** Start Data lines **
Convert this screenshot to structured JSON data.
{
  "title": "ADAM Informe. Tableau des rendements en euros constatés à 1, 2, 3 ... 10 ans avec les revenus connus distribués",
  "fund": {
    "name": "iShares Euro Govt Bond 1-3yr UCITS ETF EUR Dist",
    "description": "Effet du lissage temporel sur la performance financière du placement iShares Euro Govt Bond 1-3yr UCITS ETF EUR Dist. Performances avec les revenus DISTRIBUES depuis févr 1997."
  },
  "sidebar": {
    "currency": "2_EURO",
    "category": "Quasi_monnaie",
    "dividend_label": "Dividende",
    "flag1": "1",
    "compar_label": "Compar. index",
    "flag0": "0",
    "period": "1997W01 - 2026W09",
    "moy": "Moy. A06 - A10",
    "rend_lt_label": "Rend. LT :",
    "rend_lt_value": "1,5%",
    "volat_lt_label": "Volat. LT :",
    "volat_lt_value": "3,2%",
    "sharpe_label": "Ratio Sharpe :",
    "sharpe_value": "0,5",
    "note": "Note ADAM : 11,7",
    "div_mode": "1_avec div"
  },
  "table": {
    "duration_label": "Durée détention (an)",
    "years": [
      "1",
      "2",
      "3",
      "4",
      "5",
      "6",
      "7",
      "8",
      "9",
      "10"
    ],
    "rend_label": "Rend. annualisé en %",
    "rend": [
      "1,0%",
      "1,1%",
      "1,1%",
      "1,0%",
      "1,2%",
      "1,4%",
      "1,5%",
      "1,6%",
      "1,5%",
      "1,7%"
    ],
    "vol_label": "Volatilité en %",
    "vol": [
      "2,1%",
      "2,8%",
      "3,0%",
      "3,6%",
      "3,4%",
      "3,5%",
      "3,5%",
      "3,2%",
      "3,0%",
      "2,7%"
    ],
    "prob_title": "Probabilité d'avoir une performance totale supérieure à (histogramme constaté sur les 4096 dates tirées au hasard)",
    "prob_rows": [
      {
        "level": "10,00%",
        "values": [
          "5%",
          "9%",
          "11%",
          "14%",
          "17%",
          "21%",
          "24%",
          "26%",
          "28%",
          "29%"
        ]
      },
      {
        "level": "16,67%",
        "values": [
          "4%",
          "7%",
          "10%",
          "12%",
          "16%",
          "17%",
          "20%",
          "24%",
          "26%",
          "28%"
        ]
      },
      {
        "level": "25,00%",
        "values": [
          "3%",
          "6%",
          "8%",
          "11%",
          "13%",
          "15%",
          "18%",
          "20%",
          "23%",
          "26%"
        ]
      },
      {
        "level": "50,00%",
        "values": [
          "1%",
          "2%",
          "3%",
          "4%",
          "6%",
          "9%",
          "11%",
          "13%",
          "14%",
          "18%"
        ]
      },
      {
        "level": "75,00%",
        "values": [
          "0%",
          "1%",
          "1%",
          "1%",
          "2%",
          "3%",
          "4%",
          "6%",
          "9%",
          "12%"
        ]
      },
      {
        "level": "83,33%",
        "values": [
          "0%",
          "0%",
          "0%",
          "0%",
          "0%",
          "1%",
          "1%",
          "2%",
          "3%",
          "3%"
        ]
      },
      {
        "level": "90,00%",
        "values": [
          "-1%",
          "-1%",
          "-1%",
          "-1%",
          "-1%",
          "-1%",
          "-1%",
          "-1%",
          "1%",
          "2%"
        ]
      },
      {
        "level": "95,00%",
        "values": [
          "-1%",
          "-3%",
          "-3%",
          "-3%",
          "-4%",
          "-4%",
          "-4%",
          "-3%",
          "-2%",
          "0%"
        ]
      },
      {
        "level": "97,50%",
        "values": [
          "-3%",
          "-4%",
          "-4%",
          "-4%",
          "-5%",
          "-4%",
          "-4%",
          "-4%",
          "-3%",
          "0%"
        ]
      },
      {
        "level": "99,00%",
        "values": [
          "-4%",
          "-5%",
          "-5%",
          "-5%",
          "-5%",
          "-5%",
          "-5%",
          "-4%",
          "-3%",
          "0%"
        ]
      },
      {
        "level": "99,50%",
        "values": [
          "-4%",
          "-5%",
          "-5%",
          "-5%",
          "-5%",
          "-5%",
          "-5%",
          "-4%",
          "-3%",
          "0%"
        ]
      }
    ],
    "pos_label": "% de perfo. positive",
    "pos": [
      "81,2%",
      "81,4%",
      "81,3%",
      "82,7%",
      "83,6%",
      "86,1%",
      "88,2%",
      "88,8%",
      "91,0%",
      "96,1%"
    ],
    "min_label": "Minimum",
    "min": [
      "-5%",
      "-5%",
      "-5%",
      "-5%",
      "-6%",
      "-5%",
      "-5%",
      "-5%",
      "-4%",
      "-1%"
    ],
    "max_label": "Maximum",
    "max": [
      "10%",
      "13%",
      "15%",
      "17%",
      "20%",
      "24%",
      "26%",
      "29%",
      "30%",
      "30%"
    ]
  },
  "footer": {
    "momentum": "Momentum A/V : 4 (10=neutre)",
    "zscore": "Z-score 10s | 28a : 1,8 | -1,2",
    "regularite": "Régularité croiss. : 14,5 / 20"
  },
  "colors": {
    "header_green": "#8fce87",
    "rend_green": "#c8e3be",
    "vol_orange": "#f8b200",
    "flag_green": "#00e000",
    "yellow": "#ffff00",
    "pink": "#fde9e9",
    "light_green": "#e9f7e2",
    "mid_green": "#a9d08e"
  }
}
** End Data lines **
■ **Exercise aim**: Count every line of the records that holds the string "UCITS". Write only the total.

■ **Written response**: 2